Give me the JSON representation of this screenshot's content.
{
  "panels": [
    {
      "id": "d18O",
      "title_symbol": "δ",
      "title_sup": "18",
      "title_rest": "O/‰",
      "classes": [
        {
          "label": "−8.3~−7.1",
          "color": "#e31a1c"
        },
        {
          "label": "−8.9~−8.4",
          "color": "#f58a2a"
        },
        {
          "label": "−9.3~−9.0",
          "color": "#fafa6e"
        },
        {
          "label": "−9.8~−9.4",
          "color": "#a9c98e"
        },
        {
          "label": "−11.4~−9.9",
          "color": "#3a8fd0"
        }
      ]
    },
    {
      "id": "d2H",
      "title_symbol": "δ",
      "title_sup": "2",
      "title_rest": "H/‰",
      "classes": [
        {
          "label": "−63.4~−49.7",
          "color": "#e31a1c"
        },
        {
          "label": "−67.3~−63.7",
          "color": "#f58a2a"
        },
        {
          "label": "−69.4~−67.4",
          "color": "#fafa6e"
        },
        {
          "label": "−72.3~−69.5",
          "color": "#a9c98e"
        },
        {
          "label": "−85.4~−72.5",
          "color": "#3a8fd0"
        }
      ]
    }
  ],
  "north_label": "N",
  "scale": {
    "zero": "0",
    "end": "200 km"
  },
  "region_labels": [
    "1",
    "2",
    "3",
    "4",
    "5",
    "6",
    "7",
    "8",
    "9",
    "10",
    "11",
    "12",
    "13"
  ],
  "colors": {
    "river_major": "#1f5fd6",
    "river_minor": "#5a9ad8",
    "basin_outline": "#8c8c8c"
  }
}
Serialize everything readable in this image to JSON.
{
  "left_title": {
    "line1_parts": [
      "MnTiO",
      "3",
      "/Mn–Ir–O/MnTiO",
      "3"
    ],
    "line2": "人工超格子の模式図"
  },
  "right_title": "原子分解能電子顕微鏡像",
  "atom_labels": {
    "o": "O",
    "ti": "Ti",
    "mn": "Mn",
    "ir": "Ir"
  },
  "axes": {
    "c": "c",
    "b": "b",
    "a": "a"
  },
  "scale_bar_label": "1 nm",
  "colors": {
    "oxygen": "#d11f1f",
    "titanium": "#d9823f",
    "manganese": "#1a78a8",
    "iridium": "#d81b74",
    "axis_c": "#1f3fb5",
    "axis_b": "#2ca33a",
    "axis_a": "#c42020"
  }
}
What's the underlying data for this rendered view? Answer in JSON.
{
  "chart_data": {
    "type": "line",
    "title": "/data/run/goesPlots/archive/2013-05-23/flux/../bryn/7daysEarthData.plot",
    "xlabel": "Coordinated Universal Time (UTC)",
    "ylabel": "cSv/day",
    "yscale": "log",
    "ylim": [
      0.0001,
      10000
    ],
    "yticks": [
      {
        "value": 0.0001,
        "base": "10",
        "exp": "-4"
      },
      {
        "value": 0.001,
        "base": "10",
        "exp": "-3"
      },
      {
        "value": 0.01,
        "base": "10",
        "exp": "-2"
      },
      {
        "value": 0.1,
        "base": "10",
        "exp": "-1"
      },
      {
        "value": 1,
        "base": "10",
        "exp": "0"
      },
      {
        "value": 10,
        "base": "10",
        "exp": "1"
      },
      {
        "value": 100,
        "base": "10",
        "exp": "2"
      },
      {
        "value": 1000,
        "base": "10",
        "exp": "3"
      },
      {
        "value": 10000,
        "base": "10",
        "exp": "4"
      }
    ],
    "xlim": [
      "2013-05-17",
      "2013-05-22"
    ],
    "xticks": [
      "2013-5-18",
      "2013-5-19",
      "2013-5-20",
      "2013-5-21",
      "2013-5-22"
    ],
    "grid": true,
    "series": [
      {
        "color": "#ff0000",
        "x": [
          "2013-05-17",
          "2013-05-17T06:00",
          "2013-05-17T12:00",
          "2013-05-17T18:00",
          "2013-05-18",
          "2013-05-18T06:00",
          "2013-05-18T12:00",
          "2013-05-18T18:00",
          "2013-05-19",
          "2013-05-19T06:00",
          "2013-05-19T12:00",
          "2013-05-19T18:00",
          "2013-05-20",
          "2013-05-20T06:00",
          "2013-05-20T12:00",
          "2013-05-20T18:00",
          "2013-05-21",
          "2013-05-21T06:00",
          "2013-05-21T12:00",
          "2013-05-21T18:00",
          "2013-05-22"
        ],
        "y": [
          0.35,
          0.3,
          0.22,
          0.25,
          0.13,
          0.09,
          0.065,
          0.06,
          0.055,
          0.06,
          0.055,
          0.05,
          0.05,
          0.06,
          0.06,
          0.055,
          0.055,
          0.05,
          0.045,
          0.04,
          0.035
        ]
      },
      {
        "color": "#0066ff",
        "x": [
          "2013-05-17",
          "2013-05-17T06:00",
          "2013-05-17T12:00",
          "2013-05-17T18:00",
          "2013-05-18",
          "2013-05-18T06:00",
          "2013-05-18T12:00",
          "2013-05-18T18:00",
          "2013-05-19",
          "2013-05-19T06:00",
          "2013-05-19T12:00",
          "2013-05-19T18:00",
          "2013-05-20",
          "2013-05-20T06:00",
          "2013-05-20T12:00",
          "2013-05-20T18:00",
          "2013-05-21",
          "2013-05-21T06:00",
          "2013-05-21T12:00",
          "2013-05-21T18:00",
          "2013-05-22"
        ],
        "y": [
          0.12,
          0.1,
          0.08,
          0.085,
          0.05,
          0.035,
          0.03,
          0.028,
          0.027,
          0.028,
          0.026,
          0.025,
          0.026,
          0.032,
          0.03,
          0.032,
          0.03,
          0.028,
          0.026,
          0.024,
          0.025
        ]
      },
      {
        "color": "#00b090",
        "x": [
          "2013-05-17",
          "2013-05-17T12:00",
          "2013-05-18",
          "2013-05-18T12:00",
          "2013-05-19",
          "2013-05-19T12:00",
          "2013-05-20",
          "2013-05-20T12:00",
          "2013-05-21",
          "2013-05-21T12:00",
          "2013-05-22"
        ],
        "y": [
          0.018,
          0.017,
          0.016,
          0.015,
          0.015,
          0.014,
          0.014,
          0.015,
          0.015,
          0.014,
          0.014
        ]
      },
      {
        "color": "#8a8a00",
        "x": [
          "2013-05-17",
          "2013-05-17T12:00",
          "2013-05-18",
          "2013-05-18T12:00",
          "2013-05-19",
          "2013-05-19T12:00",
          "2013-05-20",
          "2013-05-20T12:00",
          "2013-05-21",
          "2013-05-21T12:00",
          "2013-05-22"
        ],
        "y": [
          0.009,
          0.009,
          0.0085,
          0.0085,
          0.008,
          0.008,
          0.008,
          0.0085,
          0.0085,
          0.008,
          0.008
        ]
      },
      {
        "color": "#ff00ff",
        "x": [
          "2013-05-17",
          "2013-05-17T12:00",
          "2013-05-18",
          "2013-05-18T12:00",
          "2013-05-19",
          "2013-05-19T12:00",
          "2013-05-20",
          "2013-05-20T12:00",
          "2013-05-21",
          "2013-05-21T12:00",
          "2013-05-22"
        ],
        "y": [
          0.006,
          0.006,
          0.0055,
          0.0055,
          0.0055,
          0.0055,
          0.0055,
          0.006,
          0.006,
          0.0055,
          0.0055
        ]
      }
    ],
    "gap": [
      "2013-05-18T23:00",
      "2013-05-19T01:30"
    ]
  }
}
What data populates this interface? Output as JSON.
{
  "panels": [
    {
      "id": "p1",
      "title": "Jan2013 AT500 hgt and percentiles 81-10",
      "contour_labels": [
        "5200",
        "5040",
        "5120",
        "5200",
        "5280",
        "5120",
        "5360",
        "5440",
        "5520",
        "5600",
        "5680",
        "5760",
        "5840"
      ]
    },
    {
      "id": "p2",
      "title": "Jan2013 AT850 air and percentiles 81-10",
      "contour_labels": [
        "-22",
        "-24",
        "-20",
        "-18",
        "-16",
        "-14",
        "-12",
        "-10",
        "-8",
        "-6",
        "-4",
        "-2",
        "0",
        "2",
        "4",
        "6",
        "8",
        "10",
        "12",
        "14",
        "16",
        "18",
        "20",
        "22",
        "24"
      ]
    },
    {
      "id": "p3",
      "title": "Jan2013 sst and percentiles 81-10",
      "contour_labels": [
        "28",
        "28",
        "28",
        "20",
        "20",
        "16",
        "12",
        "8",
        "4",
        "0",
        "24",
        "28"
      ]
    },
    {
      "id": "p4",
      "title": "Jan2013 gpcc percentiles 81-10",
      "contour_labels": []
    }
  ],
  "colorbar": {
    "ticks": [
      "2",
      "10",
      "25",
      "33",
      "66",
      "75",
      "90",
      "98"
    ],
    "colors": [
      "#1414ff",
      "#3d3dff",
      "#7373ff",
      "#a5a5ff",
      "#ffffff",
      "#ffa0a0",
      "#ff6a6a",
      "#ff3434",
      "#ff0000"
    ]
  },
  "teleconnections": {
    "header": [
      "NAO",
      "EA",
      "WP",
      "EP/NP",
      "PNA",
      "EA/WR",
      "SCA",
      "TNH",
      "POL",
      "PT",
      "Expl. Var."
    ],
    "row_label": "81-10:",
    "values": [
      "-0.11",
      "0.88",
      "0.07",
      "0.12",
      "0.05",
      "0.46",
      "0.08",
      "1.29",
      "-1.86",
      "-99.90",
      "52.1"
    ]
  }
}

Goal: For each line in the data above that contains the string "JSON", extract the line.

Answer in full:
Give me the JSON representation of this screenshot's content.
Serialize everything readable in this image to JSON.
What's the underlying data for this rendered view? Answer in JSON.
What data populates this interface? Output as JSON.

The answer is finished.